» **GIVEN REQUEST**: Everything from the line holding "Transcribe the text in this document." through the last line below must be repeated exactly, and nothing else.

» **RAW RECORDS**:
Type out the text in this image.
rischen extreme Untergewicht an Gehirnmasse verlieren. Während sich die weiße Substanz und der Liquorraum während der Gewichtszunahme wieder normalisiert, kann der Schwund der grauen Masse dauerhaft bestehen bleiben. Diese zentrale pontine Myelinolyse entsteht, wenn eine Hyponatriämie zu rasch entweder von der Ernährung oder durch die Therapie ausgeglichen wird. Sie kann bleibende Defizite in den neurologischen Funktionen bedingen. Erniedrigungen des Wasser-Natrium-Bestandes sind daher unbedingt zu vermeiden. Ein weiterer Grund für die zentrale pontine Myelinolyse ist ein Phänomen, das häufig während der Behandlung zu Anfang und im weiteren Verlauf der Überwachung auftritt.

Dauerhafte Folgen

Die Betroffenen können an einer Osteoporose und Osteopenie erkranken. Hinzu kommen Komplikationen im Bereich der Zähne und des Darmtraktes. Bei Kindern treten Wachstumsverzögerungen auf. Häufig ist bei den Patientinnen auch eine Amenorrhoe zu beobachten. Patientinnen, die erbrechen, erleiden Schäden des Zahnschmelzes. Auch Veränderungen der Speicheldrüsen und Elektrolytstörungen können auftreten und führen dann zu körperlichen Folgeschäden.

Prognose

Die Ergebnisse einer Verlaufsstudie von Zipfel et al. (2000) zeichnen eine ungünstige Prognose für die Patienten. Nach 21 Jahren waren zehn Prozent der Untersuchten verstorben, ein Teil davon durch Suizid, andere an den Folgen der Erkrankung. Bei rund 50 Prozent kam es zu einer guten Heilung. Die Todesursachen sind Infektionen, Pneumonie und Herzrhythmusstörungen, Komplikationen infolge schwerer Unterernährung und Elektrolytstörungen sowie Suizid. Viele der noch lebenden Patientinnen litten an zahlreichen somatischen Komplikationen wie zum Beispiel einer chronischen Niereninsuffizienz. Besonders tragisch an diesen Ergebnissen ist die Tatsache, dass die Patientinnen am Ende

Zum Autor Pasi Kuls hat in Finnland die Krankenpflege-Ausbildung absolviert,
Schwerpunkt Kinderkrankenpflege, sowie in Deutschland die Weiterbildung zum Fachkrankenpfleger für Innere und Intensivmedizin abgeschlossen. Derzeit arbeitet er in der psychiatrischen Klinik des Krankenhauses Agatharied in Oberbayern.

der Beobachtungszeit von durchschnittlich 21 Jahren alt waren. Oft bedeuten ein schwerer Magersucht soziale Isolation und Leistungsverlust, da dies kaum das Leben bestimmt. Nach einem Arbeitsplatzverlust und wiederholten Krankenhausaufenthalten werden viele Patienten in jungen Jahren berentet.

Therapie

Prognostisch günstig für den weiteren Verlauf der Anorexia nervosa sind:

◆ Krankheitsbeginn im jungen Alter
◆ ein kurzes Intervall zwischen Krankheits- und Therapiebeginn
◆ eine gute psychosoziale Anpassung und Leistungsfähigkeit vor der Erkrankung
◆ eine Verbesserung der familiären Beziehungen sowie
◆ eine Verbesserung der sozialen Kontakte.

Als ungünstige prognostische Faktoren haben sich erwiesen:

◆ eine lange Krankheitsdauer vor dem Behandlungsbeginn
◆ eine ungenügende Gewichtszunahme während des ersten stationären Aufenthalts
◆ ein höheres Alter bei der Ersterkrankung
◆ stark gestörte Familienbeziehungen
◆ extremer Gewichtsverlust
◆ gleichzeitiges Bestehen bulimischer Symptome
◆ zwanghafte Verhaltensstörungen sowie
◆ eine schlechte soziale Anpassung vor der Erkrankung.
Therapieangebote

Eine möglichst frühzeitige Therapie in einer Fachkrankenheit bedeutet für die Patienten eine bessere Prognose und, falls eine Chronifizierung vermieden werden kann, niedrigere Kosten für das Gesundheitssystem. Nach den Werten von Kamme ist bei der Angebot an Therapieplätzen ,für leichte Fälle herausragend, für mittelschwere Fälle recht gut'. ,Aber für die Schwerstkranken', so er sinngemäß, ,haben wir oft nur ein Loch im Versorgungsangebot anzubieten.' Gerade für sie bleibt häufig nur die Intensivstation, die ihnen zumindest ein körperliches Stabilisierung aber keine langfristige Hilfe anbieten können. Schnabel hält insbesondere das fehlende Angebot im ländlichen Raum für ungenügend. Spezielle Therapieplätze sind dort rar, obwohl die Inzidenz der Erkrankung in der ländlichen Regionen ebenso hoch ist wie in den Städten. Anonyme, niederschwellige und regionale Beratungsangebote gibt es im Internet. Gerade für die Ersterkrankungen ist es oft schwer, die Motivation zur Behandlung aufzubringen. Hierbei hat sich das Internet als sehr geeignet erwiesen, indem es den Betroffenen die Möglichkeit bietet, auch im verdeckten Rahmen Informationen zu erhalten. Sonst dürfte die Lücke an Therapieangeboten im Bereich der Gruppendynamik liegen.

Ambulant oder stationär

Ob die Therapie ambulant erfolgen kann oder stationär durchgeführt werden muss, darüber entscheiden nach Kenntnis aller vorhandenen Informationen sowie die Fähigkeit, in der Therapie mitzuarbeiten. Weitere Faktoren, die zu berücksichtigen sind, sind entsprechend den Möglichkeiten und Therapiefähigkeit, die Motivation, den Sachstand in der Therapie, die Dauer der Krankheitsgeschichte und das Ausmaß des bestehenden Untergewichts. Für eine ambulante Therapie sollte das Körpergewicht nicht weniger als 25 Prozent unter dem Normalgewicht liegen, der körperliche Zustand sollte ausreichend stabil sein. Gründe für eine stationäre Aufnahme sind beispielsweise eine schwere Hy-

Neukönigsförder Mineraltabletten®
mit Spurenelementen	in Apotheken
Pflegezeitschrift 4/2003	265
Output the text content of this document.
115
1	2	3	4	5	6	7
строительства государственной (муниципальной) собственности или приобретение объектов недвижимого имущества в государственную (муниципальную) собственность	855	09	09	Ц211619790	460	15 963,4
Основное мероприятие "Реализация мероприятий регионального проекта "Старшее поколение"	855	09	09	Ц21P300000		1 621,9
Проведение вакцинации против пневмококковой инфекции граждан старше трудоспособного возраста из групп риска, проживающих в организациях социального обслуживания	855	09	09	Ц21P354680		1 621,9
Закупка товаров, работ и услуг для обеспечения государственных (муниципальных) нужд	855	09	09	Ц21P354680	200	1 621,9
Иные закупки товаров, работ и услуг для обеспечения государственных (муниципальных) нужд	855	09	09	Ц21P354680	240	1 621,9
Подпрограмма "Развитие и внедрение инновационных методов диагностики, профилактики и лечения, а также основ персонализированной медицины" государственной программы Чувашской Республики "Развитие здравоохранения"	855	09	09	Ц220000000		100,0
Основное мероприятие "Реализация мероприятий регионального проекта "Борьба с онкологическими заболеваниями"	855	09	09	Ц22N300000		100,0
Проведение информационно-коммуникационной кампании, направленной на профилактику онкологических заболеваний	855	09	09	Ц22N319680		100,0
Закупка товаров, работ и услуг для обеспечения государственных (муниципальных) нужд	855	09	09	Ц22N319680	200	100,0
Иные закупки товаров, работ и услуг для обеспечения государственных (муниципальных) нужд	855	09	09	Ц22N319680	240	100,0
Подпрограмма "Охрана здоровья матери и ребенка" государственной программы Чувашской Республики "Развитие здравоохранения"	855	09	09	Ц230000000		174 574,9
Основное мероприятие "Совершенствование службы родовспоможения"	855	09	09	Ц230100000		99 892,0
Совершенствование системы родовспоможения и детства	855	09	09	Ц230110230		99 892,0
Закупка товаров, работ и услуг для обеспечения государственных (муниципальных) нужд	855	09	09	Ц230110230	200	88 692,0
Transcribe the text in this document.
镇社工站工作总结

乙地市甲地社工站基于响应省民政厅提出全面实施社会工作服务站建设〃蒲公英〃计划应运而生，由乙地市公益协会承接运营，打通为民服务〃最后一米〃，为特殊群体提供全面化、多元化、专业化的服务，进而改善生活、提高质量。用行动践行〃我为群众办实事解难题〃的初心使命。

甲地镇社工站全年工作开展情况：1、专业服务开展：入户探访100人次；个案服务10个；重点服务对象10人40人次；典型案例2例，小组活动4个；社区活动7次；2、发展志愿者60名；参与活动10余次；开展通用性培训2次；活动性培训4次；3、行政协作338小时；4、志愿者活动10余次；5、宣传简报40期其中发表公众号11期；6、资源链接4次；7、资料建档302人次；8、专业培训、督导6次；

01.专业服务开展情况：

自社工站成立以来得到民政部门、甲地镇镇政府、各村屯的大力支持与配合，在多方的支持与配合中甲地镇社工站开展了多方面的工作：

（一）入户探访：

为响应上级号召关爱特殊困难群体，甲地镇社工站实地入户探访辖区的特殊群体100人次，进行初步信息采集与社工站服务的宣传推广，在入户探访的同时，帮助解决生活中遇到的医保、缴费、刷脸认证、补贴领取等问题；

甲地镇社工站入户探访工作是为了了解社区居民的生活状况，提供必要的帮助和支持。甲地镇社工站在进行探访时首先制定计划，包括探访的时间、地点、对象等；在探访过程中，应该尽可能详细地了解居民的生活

» **TASK SOLUTION**:
Transcribe the text in this document.
镇社工站工作总结

乙地市甲地社工站基于响应省民政厅提出全面实施社会工作服务站建设〃蒲公英〃计划应运而生，由乙地市公益协会承接运营，打通为民服务〃最后一米〃，为特殊群体提供全面化、多元化、专业化的服务，进而改善生活、提高质量。用行动践行〃我为群众办实事解难题〃的初心使命。

甲地镇社工站全年工作开展情况：1、专业服务开展：入户探访100人次；个案服务10个；重点服务对象10人40人次；典型案例2例，小组活动4个；社区活动7次；2、发展志愿者60名；参与活动10余次；开展通用性培训2次；活动性培训4次；3、行政协作338小时；4、志愿者活动10余次；5、宣传简报40期其中发表公众号11期；6、资源链接4次；7、资料建档302人次；8、专业培训、督导6次；

01.专业服务开展情况：

自社工站成立以来得到民政部门、甲地镇镇政府、各村屯的大力支持与配合，在多方的支持与配合中甲地镇社工站开展了多方面的工作：

（一）入户探访：

为响应上级号召关爱特殊困难群体，甲地镇社工站实地入户探访辖区的特殊群体100人次，进行初步信息采集与社工站服务的宣传推广，在入户探访的同时，帮助解决生活中遇到的医保、缴费、刷脸认证、补贴领取等问题；

甲地镇社工站入户探访工作是为了了解社区居民的生活状况，提供必要的帮助和支持。甲地镇社工站在进行探访时首先制定计划，包括探访的时间、地点、对象等；在探访过程中，应该尽可能详细地了解居民的生活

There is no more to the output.